• Listed records:
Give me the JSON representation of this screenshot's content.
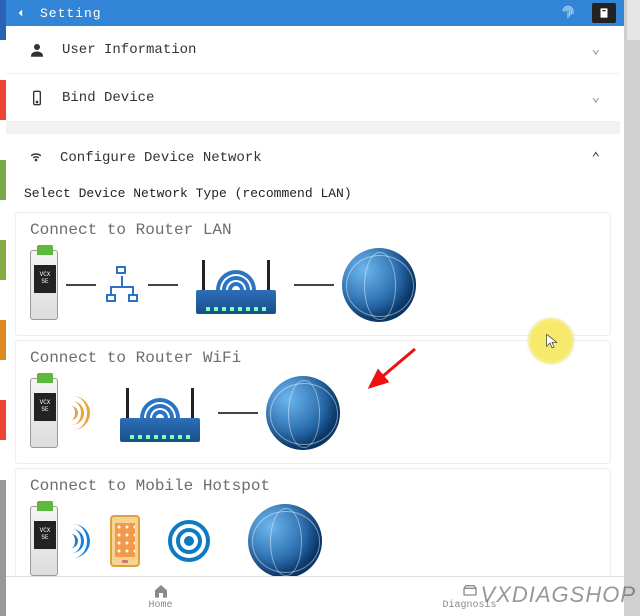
{
  "header": {
    "title": "Setting"
  },
  "menu": {
    "user_info": "User Information",
    "bind_device": "Bind Device"
  },
  "network": {
    "header": "Configure Device Network",
    "subtitle": "Select Device Network Type (recommend LAN)",
    "options": {
      "lan": "Connect to Router LAN",
      "wifi": "Connect to Router WiFi",
      "hotspot": "Connect to Mobile Hotspot"
    }
  },
  "device_label_line1": "VCX",
  "device_label_line2": "SE",
  "nav": {
    "home": "Home",
    "diagnosis": "Diagnosis"
  },
  "watermark": "VXDIAGSHOP"
}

• Task directions:
Copy every entry word for word, but omit the pictures.

• Response to this exercise:
Give me the JSON representation of this screenshot's content.
{
  "header": {
    "title": "Setting"
  },
  "menu": {
    "user_info": "User Information",
    "bind_device": "Bind Device"
  },
  "network": {
    "header": "Configure Device Network",
    "subtitle": "Select Device Network Type (recommend LAN)",
    "options": {
      "lan": "Connect to Router LAN",
      "wifi": "Connect to Router WiFi",
      "hotspot": "Connect to Mobile Hotspot"
    }
  },
  "device_label_line1": "VCX",
  "device_label_line2": "SE",
  "nav": {
    "home": "Home",
    "diagnosis": "Diagnosis"
  },
  "watermark": "VXDIAGSHOP"
}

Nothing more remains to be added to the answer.